▶ _BRIEF_: From the entries below, copy every line that holds the word "Campbell".

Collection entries
● ● ● ●

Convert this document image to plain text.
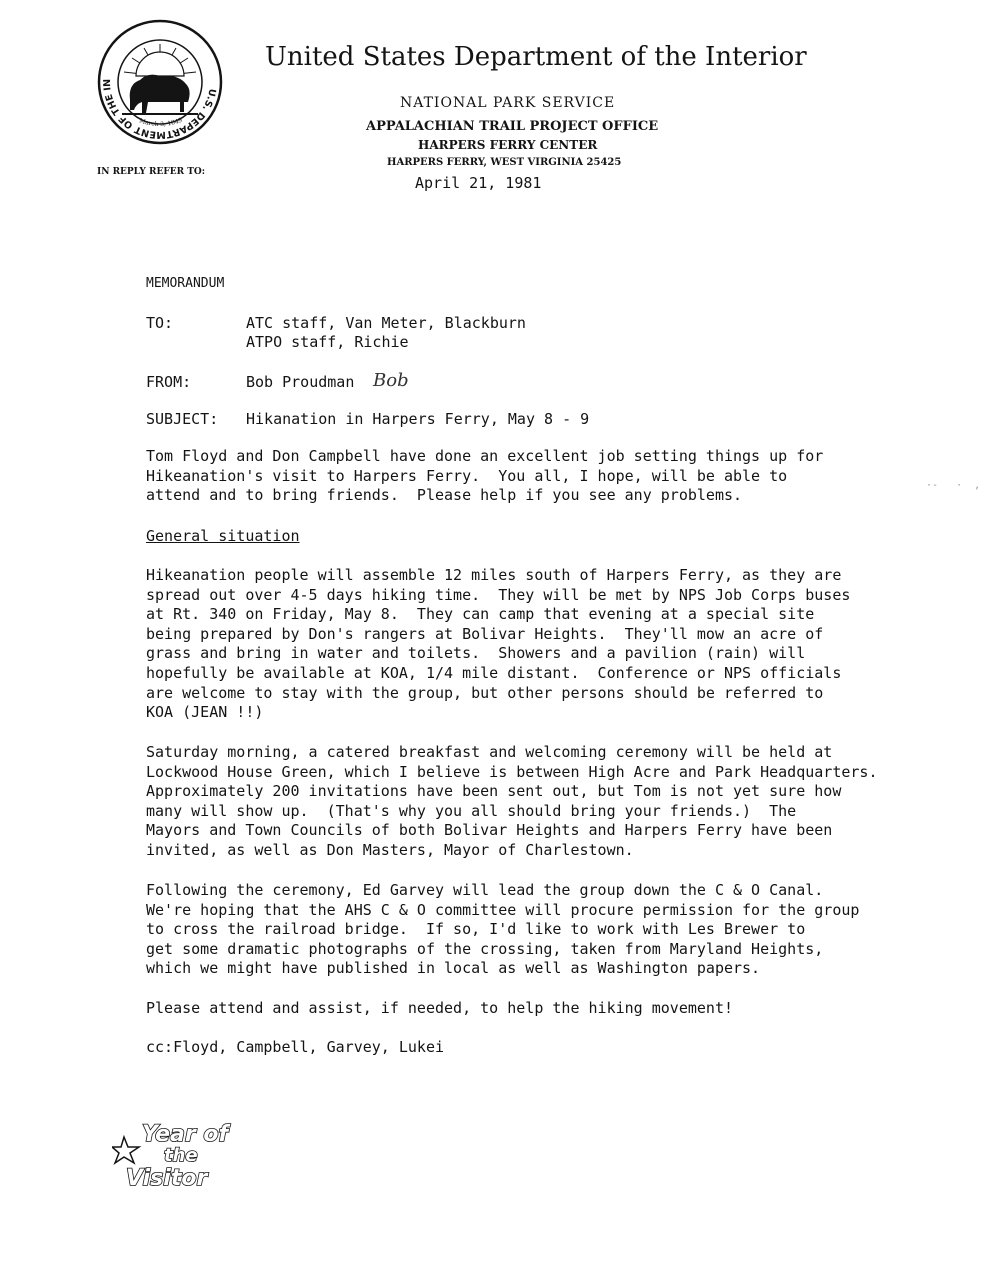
U.S. DEPARTMENT OF THE IN
March 3, 1849
United States Department of the Interior
NATIONAL PARK SERVICE
APPALACHIAN TRAIL PROJECT OFFICE
HARPERS FERRY CENTER
HARPERS FERRY, WEST VIRGINIA 25425
IN REPLY REFER TO:
April 21, 1981
MEMORANDUM
TO:	ATC staff, Van Meter, Blackburn
ATPO staff, Richie
FROM:	Bob Proudman Bob
SUBJECT: Hikanation in Harpers Ferry, May 8 - 9
Tom Floyd and Don Campbell have done an excellent job setting things up for
Hikeanation's visit to Harpers Ferry.  You all, I hope, will be able to
attend and to bring friends.  Please help if you see any problems.
·-   ·  ,
General situation
Hikeanation people will assemble 12 miles south of Harpers Ferry, as they are
spread out over 4-5 days hiking time.  They will be met by NPS Job Corps buses
at Rt. 340 on Friday, May 8.  They can camp that evening at a special site
being prepared by Don's rangers at Bolivar Heights.  They'll mow an acre of
grass and bring in water and toilets.  Showers and a pavilion (rain) will
hopefully be available at KOA, 1/4 mile distant.  Conference or NPS officials
are welcome to stay with the group, but other persons should be referred to
KOA (JEAN !!)
Saturday morning, a catered breakfast and welcoming ceremony will be held at
Lockwood House Green, which I believe is between High Acre and Park Headquarters.
Approximately 200 invitations have been sent out, but Tom is not yet sure how
many will show up.  (That's why you all should bring your friends.)  The
Mayors and Town Councils of both Bolivar Heights and Harpers Ferry have been
invited, as well as Don Masters, Mayor of Charlestown.
Following the ceremony, Ed Garvey will lead the group down the C & O Canal.
We're hoping that the AHS C & O committee will procure permission for the group
to cross the railroad bridge.  If so, I'd like to work with Les Brewer to
get some dramatic photographs of the crossing, taken from Maryland Heights,
which we might have published in local as well as Washington papers.
Please attend and assist, if needed, to help the hiking movement!
cc:Floyd, Campbell, Garvey, Lukei
Year of
the
Visitor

● ● ● ●

▶ _FULL OUTPUT_:
Tom Floyd and Don Campbell have done an excellent job setting things up for
cc:Floyd, Campbell, Garvey, Lukei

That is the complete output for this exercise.